WRITTEN TASK:
Set the following entries down again exactly, line by line.

────────

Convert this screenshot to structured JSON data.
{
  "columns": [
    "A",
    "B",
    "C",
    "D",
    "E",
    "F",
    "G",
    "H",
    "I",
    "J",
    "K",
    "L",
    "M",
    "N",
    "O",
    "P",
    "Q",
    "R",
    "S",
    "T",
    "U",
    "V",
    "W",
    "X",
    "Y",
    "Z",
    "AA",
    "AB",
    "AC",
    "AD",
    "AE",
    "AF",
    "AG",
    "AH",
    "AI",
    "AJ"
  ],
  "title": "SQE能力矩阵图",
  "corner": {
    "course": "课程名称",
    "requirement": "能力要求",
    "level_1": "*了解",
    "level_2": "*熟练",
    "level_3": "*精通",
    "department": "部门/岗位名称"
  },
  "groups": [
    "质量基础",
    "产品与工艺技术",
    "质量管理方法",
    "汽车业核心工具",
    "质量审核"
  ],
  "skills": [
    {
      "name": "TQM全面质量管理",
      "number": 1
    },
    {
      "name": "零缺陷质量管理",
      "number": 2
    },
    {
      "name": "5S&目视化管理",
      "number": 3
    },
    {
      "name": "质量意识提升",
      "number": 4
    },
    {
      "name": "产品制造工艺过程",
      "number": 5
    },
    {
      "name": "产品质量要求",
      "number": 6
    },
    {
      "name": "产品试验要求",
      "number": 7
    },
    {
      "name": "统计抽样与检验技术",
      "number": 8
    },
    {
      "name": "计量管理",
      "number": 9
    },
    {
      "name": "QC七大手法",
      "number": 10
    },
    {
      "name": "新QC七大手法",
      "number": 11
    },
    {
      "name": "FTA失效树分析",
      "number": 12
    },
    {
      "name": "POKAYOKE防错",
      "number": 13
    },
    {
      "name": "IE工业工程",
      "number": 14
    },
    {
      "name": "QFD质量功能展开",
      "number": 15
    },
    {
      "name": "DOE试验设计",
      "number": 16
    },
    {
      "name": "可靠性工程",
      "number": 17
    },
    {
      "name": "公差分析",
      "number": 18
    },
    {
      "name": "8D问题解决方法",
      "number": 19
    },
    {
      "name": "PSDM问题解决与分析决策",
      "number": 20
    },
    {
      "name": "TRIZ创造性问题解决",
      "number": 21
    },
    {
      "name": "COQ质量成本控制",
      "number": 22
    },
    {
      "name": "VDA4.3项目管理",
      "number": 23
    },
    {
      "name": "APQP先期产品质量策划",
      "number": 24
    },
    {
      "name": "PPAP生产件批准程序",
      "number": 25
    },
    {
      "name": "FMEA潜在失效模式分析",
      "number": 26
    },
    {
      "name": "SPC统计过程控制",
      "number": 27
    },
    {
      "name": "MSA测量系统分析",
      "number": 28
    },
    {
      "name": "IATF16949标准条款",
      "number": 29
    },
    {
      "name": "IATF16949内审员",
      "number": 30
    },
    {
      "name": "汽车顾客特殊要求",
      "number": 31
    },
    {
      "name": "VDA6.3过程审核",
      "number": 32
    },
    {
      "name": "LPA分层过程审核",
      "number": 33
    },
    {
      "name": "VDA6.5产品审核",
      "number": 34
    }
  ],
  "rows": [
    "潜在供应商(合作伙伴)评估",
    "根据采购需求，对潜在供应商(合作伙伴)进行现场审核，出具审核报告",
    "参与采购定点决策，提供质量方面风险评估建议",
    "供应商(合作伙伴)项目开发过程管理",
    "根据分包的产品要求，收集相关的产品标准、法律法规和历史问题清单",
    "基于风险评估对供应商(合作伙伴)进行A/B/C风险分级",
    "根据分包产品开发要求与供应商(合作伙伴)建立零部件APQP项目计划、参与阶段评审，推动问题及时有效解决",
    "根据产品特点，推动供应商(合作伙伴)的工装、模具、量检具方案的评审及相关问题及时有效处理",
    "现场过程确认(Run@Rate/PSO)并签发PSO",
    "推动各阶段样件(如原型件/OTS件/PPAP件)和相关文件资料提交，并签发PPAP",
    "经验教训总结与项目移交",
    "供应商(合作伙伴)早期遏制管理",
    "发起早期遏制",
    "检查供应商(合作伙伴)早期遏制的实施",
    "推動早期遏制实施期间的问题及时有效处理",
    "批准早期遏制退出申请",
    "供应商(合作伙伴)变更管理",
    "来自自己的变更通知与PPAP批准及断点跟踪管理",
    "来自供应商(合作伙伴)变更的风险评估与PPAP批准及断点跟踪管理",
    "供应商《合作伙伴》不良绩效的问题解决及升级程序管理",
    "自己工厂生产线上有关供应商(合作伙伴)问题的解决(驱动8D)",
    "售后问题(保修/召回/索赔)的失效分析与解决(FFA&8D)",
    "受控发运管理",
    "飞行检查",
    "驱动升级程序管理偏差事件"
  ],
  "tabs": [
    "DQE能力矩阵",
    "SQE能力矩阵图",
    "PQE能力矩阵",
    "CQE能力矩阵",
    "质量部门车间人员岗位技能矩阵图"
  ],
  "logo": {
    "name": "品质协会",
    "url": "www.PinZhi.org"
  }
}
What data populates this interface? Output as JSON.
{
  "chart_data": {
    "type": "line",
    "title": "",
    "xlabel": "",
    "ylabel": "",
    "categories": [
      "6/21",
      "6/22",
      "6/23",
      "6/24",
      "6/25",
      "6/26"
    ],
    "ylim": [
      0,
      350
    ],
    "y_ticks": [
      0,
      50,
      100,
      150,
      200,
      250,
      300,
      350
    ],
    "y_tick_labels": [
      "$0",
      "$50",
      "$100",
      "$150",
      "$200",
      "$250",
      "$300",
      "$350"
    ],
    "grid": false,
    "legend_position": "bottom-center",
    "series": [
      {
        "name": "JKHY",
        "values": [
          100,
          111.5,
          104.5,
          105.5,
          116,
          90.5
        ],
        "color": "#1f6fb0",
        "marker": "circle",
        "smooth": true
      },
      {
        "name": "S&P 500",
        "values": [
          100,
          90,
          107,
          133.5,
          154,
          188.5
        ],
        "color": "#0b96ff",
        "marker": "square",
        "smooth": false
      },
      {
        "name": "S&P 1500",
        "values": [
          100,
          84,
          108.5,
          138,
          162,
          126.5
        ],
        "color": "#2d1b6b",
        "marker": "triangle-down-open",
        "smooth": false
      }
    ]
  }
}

────────

SOLUTION FOR THIS TASK:
Convert this screenshot to structured JSON data.
{
  "columns": [
    "A",
    "B",
    "C",
    "D",
    "E",
    "F",
    "G",
    "H",
    "I",
    "J",
    "K",
    "L",
    "M",
    "N",
    "O",
    "P",
    "Q",
    "R",
    "S",
    "T",
    "U",
    "V",
    "W",
    "X",
    "Y",
    "Z",
    "AA",
    "AB",
    "AC",
    "AD",
    "AE",
    "AF",
    "AG",
    "AH",
    "AI",
    "AJ"
  ],
  "title": "SQE能力矩阵图",
  "corner": {
    "course": "课程名称",
    "requirement": "能力要求",
    "level_1": "*了解",
    "level_2": "*熟练",
    "level_3": "*精通",
    "department": "部门/岗位名称"
  },
  "groups": [
    "质量基础",
    "产品与工艺技术",
    "质量管理方法",
    "汽车业核心工具",
    "质量审核"
  ],
  "skills": [
    {
      "name": "TQM全面质量管理",
      "number": 1
    },
    {
      "name": "零缺陷质量管理",
      "number": 2
    },
    {
      "name": "5S&目视化管理",
      "number": 3
    },
    {
      "name": "质量意识提升",
      "number": 4
    },
    {
      "name": "产品制造工艺过程",
      "number": 5
    },
    {
      "name": "产品质量要求",
      "number": 6
    },
    {
      "name": "产品试验要求",
      "number": 7
    },
    {
      "name": "统计抽样与检验技术",
      "number": 8
    },
    {
      "name": "计量管理",
      "number": 9
    },
    {
      "name": "QC七大手法",
      "number": 10
    },
    {
      "name": "新QC七大手法",
      "number": 11
    },
    {
      "name": "FTA失效树分析",
      "number": 12
    },
    {
      "name": "POKAYOKE防错",
      "number": 13
    },
    {
      "name": "IE工业工程",
      "number": 14
    },
    {
      "name": "QFD质量功能展开",
      "number": 15
    },
    {
      "name": "DOE试验设计",
      "number": 16
    },
    {
      "name": "可靠性工程",
      "number": 17
    },
    {
      "name": "公差分析",
      "number": 18
    },
    {
      "name": "8D问题解决方法",
      "number": 19
    },
    {
      "name": "PSDM问题解决与分析决策",
      "number": 20
    },
    {
      "name": "TRIZ创造性问题解决",
      "number": 21
    },
    {
      "name": "COQ质量成本控制",
      "number": 22
    },
    {
      "name": "VDA4.3项目管理",
      "number": 23
    },
    {
      "name": "APQP先期产品质量策划",
      "number": 24
    },
    {
      "name": "PPAP生产件批准程序",
      "number": 25
    },
    {
      "name": "FMEA潜在失效模式分析",
      "number": 26
    },
    {
      "name": "SPC统计过程控制",
      "number": 27
    },
    {
      "name": "MSA测量系统分析",
      "number": 28
    },
    {
      "name": "IATF16949标准条款",
      "number": 29
    },
    {
      "name": "IATF16949内审员",
      "number": 30
    },
    {
      "name": "汽车顾客特殊要求",
      "number": 31
    },
    {
      "name": "VDA6.3过程审核",
      "number": 32
    },
    {
      "name": "LPA分层过程审核",
      "number": 33
    },
    {
      "name": "VDA6.5产品审核",
      "number": 34
    }
  ],
  "rows": [
    "潜在供应商(合作伙伴)评估",
    "根据采购需求，对潜在供应商(合作伙伴)进行现场审核，出具审核报告",
    "参与采购定点决策，提供质量方面风险评估建议",
    "供应商(合作伙伴)项目开发过程管理",
    "根据分包的产品要求，收集相关的产品标准、法律法规和历史问题清单",
    "基于风险评估对供应商(合作伙伴)进行A/B/C风险分级",
    "根据分包产品开发要求与供应商(合作伙伴)建立零部件APQP项目计划、参与阶段评审，推动问题及时有效解决",
    "根据产品特点，推动供应商(合作伙伴)的工装、模具、量检具方案的评审及相关问题及时有效处理",
    "现场过程确认(Run@Rate/PSO)并签发PSO",
    "推动各阶段样件(如原型件/OTS件/PPAP件)和相关文件资料提交，并签发PPAP",
    "经验教训总结与项目移交",
    "供应商(合作伙伴)早期遏制管理",
    "发起早期遏制",
    "检查供应商(合作伙伴)早期遏制的实施",
    "推動早期遏制实施期间的问题及时有效处理",
    "批准早期遏制退出申请",
    "供应商(合作伙伴)变更管理",
    "来自自己的变更通知与PPAP批准及断点跟踪管理",
    "来自供应商(合作伙伴)变更的风险评估与PPAP批准及断点跟踪管理",
    "供应商《合作伙伴》不良绩效的问题解决及升级程序管理",
    "自己工厂生产线上有关供应商(合作伙伴)问题的解决(驱动8D)",
    "售后问题(保修/召回/索赔)的失效分析与解决(FFA&8D)",
    "受控发运管理",
    "飞行检查",
    "驱动升级程序管理偏差事件"
  ],
  "tabs": [
    "DQE能力矩阵",
    "SQE能力矩阵图",
    "PQE能力矩阵",
    "CQE能力矩阵",
    "质量部门车间人员岗位技能矩阵图"
  ],
  "logo": {
    "name": "品质协会",
    "url": "www.PinZhi.org"
  }
}
What data populates this interface? Output as JSON.
{
  "chart_data": {
    "type": "line",
    "title": "",
    "xlabel": "",
    "ylabel": "",
    "categories": [
      "6/21",
      "6/22",
      "6/23",
      "6/24",
      "6/25",
      "6/26"
    ],
    "ylim": [
      0,
      350
    ],
    "y_ticks": [
      0,
      50,
      100,
      150,
      200,
      250,
      300,
      350
    ],
    "y_tick_labels": [
      "$0",
      "$50",
      "$100",
      "$150",
      "$200",
      "$250",
      "$300",
      "$350"
    ],
    "grid": false,
    "legend_position": "bottom-center",
    "series": [
      {
        "name": "JKHY",
        "values": [
          100,
          111.5,
          104.5,
          105.5,
          116,
          90.5
        ],
        "color": "#1f6fb0",
        "marker": "circle",
        "smooth": true
      },
      {
        "name": "S&P 500",
        "values": [
          100,
          90,
          107,
          133.5,
          154,
          188.5
        ],
        "color": "#0b96ff",
        "marker": "square",
        "smooth": false
      },
      {
        "name": "S&P 1500",
        "values": [
          100,
          84,
          108.5,
          138,
          162,
          126.5
        ],
        "color": "#2d1b6b",
        "marker": "triangle-down-open",
        "smooth": false
      }
    ]
  }
}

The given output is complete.